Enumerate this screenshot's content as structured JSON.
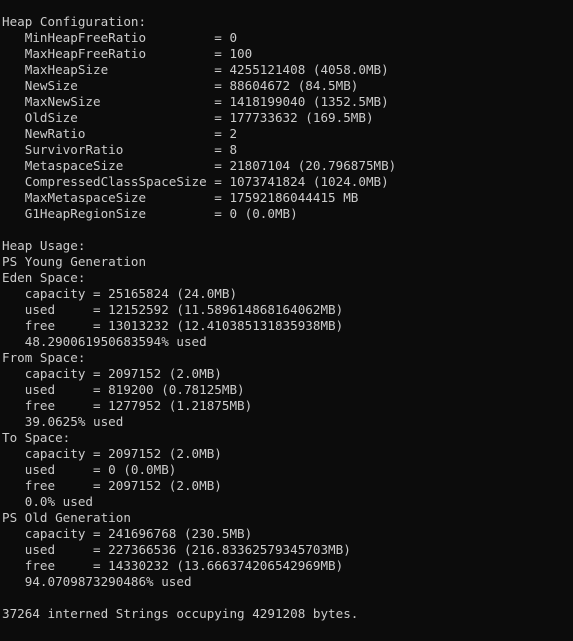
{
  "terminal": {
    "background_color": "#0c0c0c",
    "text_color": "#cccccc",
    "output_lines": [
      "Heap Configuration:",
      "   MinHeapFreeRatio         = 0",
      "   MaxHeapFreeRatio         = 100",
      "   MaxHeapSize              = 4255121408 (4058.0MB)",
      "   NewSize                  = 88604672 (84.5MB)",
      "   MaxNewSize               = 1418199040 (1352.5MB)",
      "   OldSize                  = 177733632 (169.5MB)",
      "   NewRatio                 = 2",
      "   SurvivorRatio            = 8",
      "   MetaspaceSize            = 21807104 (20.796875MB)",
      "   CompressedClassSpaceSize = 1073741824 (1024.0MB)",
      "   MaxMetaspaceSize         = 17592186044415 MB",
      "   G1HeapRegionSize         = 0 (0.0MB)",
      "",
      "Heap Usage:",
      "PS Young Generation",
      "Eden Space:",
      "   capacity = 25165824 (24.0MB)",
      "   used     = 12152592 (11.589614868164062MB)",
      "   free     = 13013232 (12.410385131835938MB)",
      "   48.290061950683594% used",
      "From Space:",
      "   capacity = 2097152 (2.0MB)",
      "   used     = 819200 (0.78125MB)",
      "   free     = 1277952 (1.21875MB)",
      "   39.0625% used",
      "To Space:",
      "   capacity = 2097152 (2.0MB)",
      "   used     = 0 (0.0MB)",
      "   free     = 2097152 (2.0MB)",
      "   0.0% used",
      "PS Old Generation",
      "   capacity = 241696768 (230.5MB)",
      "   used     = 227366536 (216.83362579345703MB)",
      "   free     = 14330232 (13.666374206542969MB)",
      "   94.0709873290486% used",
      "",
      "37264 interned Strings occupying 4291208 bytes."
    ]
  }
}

········

* [Problem requirements]: Out of the preceding entries, pull every line containing the string "used".

* [Complete response]:
      "   used     = 12152592 (11.589614868164062MB)",
      "   48.290061950683594% used",
      "   used     = 819200 (0.78125MB)",
      "   39.0625% used",
      "   used     = 0 (0.0MB)",
      "   0.0% used",
      "   used     = 227366536 (216.83362579345703MB)",
      "   94.0709873290486% used",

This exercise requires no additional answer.